*WHAT YOU SHOULD DO*
Of the lines in the data below, count the ones holding the string "Seelöwe", and answer with that number only.

*DATA SECTION*
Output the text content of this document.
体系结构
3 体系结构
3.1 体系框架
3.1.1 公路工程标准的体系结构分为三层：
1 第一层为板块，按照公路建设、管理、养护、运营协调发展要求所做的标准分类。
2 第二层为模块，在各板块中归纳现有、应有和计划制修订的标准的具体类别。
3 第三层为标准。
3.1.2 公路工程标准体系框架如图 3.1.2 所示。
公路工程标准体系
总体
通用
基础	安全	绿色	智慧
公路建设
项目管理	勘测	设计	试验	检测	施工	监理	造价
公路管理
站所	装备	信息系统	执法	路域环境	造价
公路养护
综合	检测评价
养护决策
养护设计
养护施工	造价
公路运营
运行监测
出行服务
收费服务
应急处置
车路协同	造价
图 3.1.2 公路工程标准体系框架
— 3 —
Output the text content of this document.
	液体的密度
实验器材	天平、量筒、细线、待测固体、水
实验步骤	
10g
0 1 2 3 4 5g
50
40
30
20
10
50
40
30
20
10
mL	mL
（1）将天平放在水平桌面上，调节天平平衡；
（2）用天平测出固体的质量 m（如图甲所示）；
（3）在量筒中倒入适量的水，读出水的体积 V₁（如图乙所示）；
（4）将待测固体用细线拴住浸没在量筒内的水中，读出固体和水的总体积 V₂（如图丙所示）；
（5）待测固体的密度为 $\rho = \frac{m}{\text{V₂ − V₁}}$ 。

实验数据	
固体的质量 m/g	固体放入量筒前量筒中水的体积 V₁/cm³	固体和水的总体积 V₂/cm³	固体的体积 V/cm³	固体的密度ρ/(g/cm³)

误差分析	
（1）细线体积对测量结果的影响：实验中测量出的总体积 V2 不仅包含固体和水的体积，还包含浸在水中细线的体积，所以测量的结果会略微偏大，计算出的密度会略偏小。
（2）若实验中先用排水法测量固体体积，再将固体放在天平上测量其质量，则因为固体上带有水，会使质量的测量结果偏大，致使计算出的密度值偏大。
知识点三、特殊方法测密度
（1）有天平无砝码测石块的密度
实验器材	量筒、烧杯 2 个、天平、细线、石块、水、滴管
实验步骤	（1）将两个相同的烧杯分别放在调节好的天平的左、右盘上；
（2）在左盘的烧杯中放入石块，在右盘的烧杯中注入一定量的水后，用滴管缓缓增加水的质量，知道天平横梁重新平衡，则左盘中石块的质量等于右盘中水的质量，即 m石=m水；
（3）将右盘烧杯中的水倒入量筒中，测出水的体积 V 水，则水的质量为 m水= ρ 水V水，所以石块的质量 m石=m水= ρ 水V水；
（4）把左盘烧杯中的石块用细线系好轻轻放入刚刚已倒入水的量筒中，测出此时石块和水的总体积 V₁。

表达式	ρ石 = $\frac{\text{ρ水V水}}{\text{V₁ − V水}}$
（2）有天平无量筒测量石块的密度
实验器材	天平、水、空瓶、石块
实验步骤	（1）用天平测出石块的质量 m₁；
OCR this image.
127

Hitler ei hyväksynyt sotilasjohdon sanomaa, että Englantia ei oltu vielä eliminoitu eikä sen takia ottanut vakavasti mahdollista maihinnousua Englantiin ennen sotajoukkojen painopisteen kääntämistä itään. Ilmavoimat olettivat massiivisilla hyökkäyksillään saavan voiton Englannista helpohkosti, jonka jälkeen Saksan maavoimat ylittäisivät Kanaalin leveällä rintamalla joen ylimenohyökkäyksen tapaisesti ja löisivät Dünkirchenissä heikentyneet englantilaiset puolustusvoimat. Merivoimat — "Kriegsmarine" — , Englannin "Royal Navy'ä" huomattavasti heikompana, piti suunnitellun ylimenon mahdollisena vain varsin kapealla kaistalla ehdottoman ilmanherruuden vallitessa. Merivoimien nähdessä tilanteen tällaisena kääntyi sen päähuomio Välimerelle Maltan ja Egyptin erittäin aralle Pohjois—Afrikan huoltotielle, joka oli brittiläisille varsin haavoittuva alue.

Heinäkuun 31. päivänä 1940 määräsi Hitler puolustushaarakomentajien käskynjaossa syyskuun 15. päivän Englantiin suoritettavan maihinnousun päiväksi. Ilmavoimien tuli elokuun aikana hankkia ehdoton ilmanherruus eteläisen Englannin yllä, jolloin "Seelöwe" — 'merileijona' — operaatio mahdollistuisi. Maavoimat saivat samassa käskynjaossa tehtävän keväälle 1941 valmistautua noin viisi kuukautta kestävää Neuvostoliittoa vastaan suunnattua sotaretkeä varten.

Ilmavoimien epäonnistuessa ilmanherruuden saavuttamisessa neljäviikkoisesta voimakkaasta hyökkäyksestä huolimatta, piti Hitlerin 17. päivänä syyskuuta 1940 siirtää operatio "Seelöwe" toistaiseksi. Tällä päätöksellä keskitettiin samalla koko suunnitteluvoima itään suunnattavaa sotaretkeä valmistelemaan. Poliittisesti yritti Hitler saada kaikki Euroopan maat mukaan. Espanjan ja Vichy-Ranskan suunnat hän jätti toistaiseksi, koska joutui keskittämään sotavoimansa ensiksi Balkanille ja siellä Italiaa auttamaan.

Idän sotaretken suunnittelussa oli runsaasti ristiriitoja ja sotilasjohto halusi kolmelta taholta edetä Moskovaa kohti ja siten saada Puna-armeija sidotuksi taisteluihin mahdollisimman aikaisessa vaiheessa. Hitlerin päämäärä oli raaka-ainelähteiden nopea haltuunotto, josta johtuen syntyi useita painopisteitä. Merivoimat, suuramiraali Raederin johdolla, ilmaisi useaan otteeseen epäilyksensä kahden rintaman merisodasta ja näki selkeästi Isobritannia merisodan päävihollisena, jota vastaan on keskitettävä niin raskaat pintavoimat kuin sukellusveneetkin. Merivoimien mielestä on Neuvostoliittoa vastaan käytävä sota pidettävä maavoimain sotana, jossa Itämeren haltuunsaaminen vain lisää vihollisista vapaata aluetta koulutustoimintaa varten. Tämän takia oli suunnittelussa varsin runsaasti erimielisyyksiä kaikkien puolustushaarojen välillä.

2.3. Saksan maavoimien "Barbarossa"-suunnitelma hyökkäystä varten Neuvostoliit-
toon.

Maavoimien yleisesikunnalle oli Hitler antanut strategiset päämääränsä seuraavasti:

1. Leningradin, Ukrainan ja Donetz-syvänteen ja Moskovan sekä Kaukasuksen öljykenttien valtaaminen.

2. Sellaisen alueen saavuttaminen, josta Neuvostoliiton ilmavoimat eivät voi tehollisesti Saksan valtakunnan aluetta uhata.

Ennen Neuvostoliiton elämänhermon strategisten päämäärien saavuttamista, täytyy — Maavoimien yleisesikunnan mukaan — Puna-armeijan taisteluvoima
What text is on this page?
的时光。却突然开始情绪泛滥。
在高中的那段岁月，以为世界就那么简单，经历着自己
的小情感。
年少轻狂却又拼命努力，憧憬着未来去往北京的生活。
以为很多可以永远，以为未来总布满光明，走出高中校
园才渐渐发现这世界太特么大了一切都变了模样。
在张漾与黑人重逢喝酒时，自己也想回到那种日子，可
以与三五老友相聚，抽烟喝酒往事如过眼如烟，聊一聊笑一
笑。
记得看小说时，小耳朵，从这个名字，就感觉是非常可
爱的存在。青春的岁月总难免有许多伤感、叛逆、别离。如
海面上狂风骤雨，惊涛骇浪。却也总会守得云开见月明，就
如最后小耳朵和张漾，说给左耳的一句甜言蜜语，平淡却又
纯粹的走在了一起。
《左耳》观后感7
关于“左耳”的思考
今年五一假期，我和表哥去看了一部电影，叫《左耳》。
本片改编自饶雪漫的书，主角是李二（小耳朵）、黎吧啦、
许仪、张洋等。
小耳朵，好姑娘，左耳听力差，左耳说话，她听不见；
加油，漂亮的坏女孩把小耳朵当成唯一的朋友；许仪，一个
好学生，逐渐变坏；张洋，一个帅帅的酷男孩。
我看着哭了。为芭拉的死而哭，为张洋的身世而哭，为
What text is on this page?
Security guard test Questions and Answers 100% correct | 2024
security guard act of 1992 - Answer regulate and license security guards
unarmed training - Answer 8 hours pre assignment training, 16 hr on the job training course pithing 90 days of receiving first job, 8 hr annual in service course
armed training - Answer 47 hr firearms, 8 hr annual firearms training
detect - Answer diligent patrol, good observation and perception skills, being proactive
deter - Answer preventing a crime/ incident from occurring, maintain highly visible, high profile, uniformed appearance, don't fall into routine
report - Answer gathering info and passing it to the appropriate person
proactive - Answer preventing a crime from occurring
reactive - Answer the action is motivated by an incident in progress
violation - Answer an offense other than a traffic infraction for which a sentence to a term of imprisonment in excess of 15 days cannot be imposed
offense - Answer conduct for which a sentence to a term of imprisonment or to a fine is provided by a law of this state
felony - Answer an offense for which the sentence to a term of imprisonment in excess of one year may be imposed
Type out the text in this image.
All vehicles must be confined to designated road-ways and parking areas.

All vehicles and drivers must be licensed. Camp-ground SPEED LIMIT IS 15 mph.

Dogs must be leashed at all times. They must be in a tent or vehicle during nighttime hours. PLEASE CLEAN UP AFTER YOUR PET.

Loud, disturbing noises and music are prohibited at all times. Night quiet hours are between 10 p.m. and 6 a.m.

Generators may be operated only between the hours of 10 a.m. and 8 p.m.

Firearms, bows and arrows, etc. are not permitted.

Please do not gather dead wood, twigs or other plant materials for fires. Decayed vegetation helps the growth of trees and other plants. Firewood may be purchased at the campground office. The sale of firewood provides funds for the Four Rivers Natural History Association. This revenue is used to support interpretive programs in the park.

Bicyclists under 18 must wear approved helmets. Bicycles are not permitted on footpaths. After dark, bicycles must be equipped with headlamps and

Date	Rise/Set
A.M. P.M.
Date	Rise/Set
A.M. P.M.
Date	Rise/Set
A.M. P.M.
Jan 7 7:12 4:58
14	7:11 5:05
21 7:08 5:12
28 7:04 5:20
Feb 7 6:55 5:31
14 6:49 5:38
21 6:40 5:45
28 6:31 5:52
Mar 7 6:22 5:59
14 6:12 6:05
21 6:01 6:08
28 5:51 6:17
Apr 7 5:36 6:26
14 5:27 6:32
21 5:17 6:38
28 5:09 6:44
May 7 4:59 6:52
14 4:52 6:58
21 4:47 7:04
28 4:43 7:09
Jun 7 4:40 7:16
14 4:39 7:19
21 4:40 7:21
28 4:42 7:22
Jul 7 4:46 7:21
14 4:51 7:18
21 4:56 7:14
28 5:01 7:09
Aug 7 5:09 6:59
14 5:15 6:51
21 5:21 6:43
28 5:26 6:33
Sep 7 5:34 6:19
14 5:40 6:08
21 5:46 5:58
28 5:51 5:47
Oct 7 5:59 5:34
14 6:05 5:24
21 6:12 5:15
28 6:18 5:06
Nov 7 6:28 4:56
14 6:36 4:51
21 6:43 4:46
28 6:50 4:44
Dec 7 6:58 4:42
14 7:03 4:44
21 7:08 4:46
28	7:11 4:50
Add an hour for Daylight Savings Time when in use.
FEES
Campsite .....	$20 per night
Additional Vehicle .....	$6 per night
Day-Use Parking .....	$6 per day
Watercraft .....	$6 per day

*SOLUTION BELOW*
2